* START Document *

Bitcoin's Value vs. Gold

Two to three kilograms by end of the decade?

This is not investment advice. Bitcoin is highly volatile. Past performance of back-tested models is no assurance of future performance. Only invest what you can afford to lose. You must decide how much of your investment capital you are willing to risk with Bitcoin. No warranties are expressed or implied.

Bitcoin as Digital Gold

Bitcoin is often referred to as a sort of digital gold. It is a monetary asset, but unlike gold, it is not mined and minted into physical coins or bars. Instead, it is mined by supercomputing farms of specialized cryptographic solver rigs, and imprinted onto a permanent ledger, the time chain (or blockchain). The winning rig for a particular block receives a block reward composed of a subsidy and transaction fees. For Bitcoin, the subsidy is cut in half each four Block years of 52,500 blocks’ duration, each slightly shorter than a calendar year.

Figure 1. Monthly data for BTC price in ounces of gold over seven plus years and best fits for an exponential model (green) and a power law model (gray).

* END Document *
* START Excerpted data *

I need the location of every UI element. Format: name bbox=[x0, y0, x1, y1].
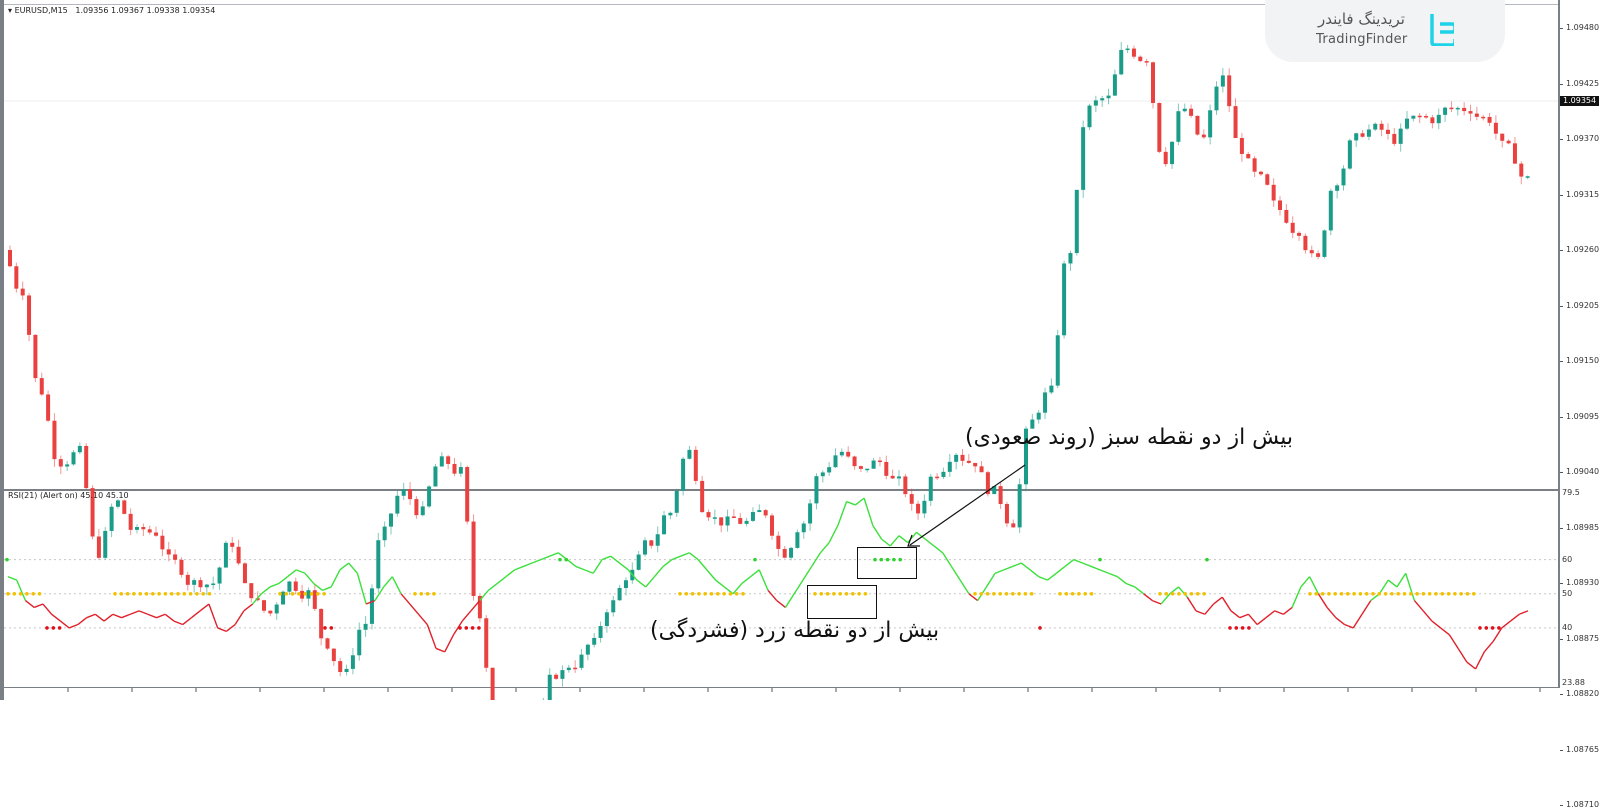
price-axis-label: 1.08930 bbox=[1566, 578, 1600, 587]
price-pane[interactable] bbox=[4, 4, 1558, 486]
price-axis-label: 1.08765 bbox=[1566, 744, 1600, 754]
rsi-axis-label: 23.88 bbox=[1562, 678, 1585, 687]
price-axis-label: 1.09480 bbox=[1566, 23, 1600, 32]
green-dots-highlight-box bbox=[857, 547, 917, 579]
price-axis-label: 1.09370 bbox=[1566, 134, 1600, 143]
price-axis-border bbox=[1558, 0, 1560, 700]
price-axis-label: 1.09260 bbox=[1566, 245, 1600, 254]
chart-canvas[interactable] bbox=[0, 0, 1600, 700]
time-axis[interactable] bbox=[4, 687, 1560, 701]
current-price-tag: 1.09354 bbox=[1560, 96, 1600, 106]
price-axis-label: 1.09040 bbox=[1566, 467, 1600, 476]
tradingfinder-watermark bbox=[1265, 0, 1505, 62]
rsi-axis-label: 60 bbox=[1562, 554, 1573, 564]
rsi-pane[interactable] bbox=[4, 489, 1558, 689]
price-axis-label: 1.09150 bbox=[1566, 356, 1600, 365]
price-axis-label: 1.08985 bbox=[1566, 522, 1600, 532]
price-axis-label: 1.08710 bbox=[1566, 800, 1600, 809]
ohlc-values: 1.09356 1.09367 1.09338 1.09354 bbox=[75, 6, 216, 15]
rsi-axis-label: 79.5 bbox=[1562, 488, 1580, 497]
yellow-dots-highlight-box bbox=[807, 585, 877, 619]
rsi-axis-label: 50 bbox=[1562, 588, 1573, 598]
price-axis-label: 1.09315 bbox=[1566, 189, 1600, 199]
symbol-legend: ▾ EURUSD,M15 1.09356 1.09367 1.09338 1.0… bbox=[8, 6, 215, 15]
logo-text-fa: تریدینگ فایندر bbox=[1318, 10, 1405, 28]
logo-text-en: TradingFinder bbox=[1316, 32, 1408, 47]
price-axis-label: 1.08820 bbox=[1566, 689, 1600, 698]
price-axis-label: 1.08875 bbox=[1566, 633, 1600, 643]
triangle-down-icon[interactable]: ▾ bbox=[8, 6, 13, 15]
window-left-border bbox=[0, 0, 4, 700]
tradingfinder-logo-icon bbox=[1430, 14, 1454, 46]
rsi-legend: RSI(21) (Alert on) 45.10 45.10 bbox=[8, 491, 129, 500]
price-axis-label: 1.09095 bbox=[1566, 411, 1600, 421]
symbol-timeframe: EURUSD,M15 bbox=[14, 6, 68, 15]
annotation-green-dots: بیش از دو نقطه سبز (روند صعودی) bbox=[965, 425, 1293, 450]
price-axis-label: 1.09205 bbox=[1566, 300, 1600, 310]
annotation-yellow-dots: بیش از دو نقطه زرد (فشردگی) bbox=[650, 618, 940, 643]
price-axis-label: 1.09425 bbox=[1566, 78, 1600, 88]
rsi-axis-label: 40 bbox=[1562, 622, 1573, 632]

* END Excerpted data *

Required actions:
(A) Reproduce the passage of the Bitcoin-versus-gold text, starting with "Bitcoin as Digital" and going on through "law model (gray).".
(B) Supply what follows in the text on Bitcoin's value measured against gold, picking up after its last sentence.

Task-by-task answers:
(A)
Bitcoin as Digital Gold

Bitcoin is often referred to as a sort of digital gold. It is a monetary asset, but unlike gold, it is not mined and minted into physical coins or bars. Instead, it is mined by supercomputing farms of specialized cryptographic solver rigs, and imprinted onto a permanent ledger, the time chain (or blockchain). The winning rig for a particular block receives a block reward composed of a subsidy and transaction fees. For Bitcoin, the subsidy is cut in half each four Block years of 52,500 blocks’ duration, each slightly shorter than a calendar year.

Figure 1. Monthly data for BTC price in ounces of gold over seven plus years and best fits for an exponential model (green) and a power law model (gray).

(B)
Bitcoin’s price has generally been rapidly rising when measured in terms of the gold price as well as fiat currencies.

I have performed a regression on monthly data from April 2013 to September 2020 of the price of Bitcoin denominated in ounces of gold, looking initially at three different model relationships.

I quickly discarded a linear model because it is unphysical, with negative price predictions early on, and a much lower correlation coefficient than two more reasonable models.

Exponential and Power law models

These are simply two parameter models; each has a slope and intercept parameter. The first one is an exponential model with the log of price increasing linearly in time. The time is measured in years elapsed since the beginning of January 2009, when the first Bitcoin block was mined.

The second model is a power law of log of price vs. log of time elapsed. We use log10 in the following, rather than natural log, for ease of mental arithmetic in the conversion to linear price.

The time interval runs for almost seven and a half years, from y = 4.25 to 11.67 years, where y = time elapsed since 2009 January 1st, in years. There are 90 sets of data points. The best fit curves for both models are plotted in Figure 1 against the monthly Bitcoin/gold price ratio.

The models exhibit squared correlations of R² = 0.81 (0.80) for the exponential (power law) model, respectively, and the F-values are 375 (345). The respective Akaike information criterion values are -219 (-213). Based on these statistical measures, one can not favor one model over the other at this point.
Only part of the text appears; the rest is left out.